- **Work required**: Pictures do not belong in the copy. Return all of the entries exactly.

- **Records**:
————

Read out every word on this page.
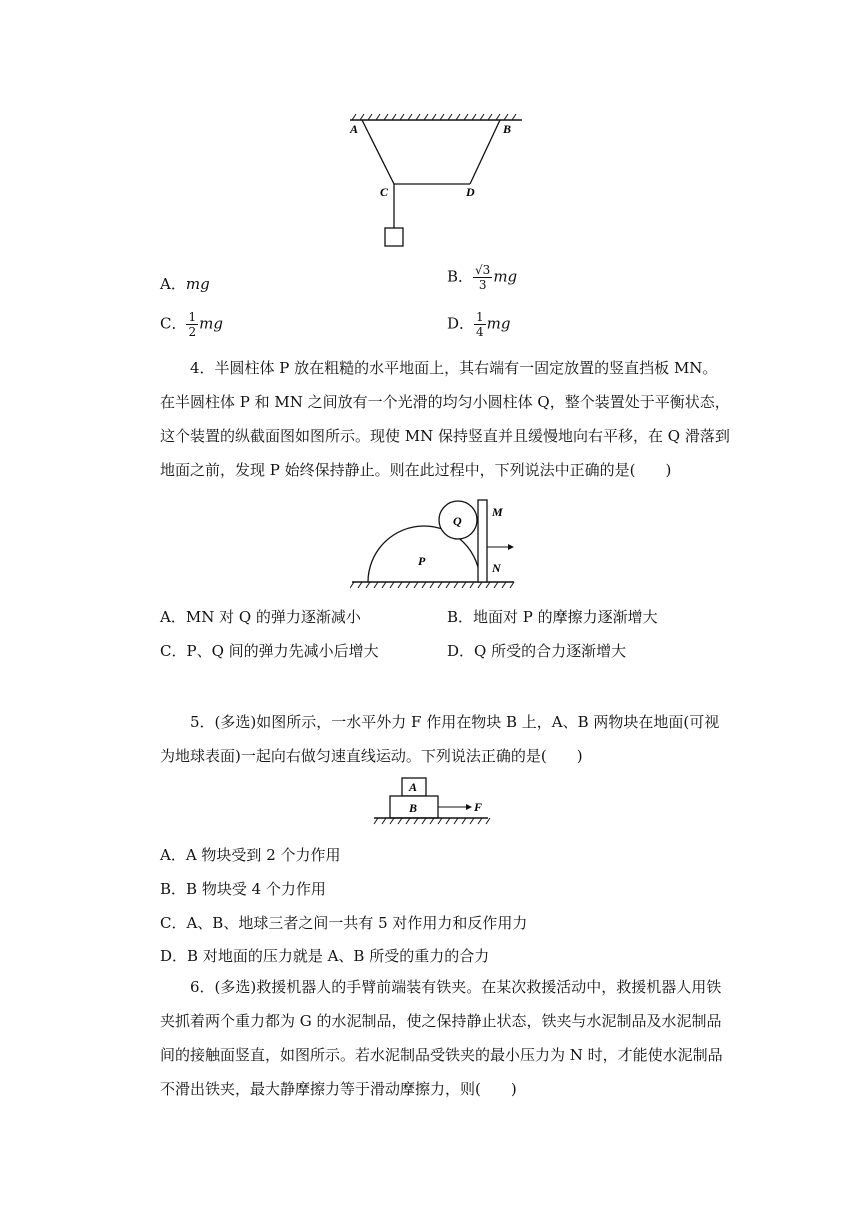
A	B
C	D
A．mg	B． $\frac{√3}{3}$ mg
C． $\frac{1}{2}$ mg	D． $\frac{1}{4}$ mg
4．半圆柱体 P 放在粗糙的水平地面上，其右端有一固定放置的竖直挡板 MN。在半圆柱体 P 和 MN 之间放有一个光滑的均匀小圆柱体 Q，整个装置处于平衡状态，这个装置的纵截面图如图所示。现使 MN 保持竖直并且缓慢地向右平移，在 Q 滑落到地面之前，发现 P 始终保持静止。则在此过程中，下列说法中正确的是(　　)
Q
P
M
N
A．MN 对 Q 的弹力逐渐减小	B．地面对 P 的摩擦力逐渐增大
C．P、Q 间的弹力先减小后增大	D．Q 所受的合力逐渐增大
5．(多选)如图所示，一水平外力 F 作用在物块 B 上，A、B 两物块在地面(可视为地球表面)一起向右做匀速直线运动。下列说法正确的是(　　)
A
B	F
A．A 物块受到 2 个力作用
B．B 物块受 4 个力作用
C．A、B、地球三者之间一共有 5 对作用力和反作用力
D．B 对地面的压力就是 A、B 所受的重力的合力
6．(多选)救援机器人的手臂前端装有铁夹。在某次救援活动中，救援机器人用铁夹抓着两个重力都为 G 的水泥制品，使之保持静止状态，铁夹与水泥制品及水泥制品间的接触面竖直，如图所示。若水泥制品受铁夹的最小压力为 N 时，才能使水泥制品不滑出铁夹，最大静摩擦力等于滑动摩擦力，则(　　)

————

- **Complete output**:
Read out every word on this page.
A	B
C	D
A．mg	B． $\frac{√3}{3}$ mg
C． $\frac{1}{2}$ mg	D． $\frac{1}{4}$ mg
4．半圆柱体 P 放在粗糙的水平地面上，其右端有一固定放置的竖直挡板 MN。在半圆柱体 P 和 MN 之间放有一个光滑的均匀小圆柱体 Q，整个装置处于平衡状态，这个装置的纵截面图如图所示。现使 MN 保持竖直并且缓慢地向右平移，在 Q 滑落到地面之前，发现 P 始终保持静止。则在此过程中，下列说法中正确的是(　　)
Q
P
M
N
A．MN 对 Q 的弹力逐渐减小	B．地面对 P 的摩擦力逐渐增大
C．P、Q 间的弹力先减小后增大	D．Q 所受的合力逐渐增大
5．(多选)如图所示，一水平外力 F 作用在物块 B 上，A、B 两物块在地面(可视为地球表面)一起向右做匀速直线运动。下列说法正确的是(　　)
A
B	F
A．A 物块受到 2 个力作用
B．B 物块受 4 个力作用
C．A、B、地球三者之间一共有 5 对作用力和反作用力
D．B 对地面的压力就是 A、B 所受的重力的合力
6．(多选)救援机器人的手臂前端装有铁夹。在某次救援活动中，救援机器人用铁夹抓着两个重力都为 G 的水泥制品，使之保持静止状态，铁夹与水泥制品及水泥制品间的接触面竖直，如图所示。若水泥制品受铁夹的最小压力为 N 时，才能使水泥制品不滑出铁夹，最大静摩擦力等于滑动摩擦力，则(　　)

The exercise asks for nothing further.